ЧТО СДЕЛАТЬ
1. Перепишите без изменений фрагмент текста о Фаине Владимировой между словами "Передо мной фотографии" и "предсказуемой и гладкой?", включая оба.
2. Изложите суть текста о Фаине Владимировой в двух предложениях.

Рассказывает Фаина Владимирова

Передо мной фотографии из семейного альбома Фаины Моисеевны Владимировой. Здесь запечатлена практически вся её жизнь. Со сложными виражами судьбы. А у кого из военного поколения, судьба была предсказуемой и гладкой?

 

Сегодня, кажется, что годы летели незаметно. Фаина Моисеевна, теперь уже по мужу Владимирова, всё та же оптимистка. Уверенно смотрит не только в объектив фотоаппарата, но и на саму жизнь. И только она сама и её близкие знали, сколько пришлось ей пережить, перетерпеть, чтобы прожить достойную жизнь, вырастить детей, увидеть внуков и правнуков.

Впрочем, о своей жизни Фаина Моисеевна рассказывает сама.

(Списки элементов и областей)
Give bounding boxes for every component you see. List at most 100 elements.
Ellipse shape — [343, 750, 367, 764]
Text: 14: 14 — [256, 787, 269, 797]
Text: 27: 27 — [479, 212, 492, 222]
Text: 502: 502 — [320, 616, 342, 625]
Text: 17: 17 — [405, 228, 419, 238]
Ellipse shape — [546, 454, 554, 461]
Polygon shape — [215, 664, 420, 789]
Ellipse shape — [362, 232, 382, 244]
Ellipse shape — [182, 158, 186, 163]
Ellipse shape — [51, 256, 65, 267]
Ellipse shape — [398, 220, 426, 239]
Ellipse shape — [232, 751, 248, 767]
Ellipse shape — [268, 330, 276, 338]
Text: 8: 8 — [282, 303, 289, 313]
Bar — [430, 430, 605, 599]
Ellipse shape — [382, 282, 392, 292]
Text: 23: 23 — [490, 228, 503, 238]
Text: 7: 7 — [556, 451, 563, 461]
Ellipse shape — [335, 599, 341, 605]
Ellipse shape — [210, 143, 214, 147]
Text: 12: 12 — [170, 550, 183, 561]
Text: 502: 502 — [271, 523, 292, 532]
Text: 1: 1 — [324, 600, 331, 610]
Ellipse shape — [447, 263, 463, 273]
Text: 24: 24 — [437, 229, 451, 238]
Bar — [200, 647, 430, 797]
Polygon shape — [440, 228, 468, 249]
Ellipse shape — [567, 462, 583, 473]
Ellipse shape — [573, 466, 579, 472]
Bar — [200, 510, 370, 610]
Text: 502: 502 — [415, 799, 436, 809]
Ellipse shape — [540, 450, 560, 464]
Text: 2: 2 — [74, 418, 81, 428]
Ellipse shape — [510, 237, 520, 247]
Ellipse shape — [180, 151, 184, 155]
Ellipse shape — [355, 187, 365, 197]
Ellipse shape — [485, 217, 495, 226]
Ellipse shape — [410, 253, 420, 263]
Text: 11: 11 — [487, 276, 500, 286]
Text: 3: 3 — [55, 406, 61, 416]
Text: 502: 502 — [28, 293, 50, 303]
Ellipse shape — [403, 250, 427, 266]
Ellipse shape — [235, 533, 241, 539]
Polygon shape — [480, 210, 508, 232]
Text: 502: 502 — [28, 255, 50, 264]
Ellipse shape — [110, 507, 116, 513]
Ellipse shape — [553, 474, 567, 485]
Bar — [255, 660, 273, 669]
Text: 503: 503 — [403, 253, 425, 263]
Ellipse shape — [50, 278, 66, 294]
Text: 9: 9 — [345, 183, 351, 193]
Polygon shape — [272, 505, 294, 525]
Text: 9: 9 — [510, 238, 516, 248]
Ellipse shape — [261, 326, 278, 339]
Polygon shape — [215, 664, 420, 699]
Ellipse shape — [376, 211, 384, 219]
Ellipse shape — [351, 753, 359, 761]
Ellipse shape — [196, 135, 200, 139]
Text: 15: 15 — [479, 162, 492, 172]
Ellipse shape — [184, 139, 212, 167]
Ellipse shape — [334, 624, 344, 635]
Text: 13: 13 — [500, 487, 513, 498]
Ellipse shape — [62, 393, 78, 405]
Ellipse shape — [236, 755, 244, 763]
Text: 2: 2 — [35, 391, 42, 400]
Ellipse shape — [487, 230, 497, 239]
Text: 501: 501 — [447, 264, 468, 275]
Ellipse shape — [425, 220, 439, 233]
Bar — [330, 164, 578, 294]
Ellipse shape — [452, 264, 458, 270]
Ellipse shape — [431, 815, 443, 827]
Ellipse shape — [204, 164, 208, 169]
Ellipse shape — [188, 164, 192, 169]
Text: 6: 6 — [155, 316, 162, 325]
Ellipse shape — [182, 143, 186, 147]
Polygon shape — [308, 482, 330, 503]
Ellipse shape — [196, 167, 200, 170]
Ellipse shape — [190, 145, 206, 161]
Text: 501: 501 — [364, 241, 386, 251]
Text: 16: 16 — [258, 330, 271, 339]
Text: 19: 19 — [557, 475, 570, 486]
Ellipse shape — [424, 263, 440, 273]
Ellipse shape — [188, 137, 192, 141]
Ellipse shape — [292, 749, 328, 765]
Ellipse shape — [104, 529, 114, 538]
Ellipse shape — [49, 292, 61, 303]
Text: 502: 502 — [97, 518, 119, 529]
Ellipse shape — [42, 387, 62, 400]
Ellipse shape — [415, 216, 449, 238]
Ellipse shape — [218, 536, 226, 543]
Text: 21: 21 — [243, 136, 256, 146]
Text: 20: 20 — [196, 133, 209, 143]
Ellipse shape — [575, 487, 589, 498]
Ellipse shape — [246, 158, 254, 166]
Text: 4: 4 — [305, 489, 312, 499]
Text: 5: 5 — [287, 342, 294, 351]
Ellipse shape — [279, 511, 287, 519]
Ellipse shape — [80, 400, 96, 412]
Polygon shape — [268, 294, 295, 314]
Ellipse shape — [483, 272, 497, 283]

ОТВЕТЫ НА ЗАДАНИЯ
1.
Передо мной фотографии из семейного альбома Фаины Моисеевны Владимировой. Здесь запечатлена практически вся её жизнь. Со сложными виражами судьбы. А у кого из военного поколения, судьба была предсказуемой и гладкой?

2. В тексте описаны фотографии из семейного альбома Фаины Моисеевны Владимировой, где запечатлена практически вся её жизнь со сложными виражами судьбы. Фаина Моисеевна по-прежнему оптимистка, хотя только она и её близкие знали, сколько ей пришлось пережить, чтобы вырастить детей и увидеть внуков и правнуков.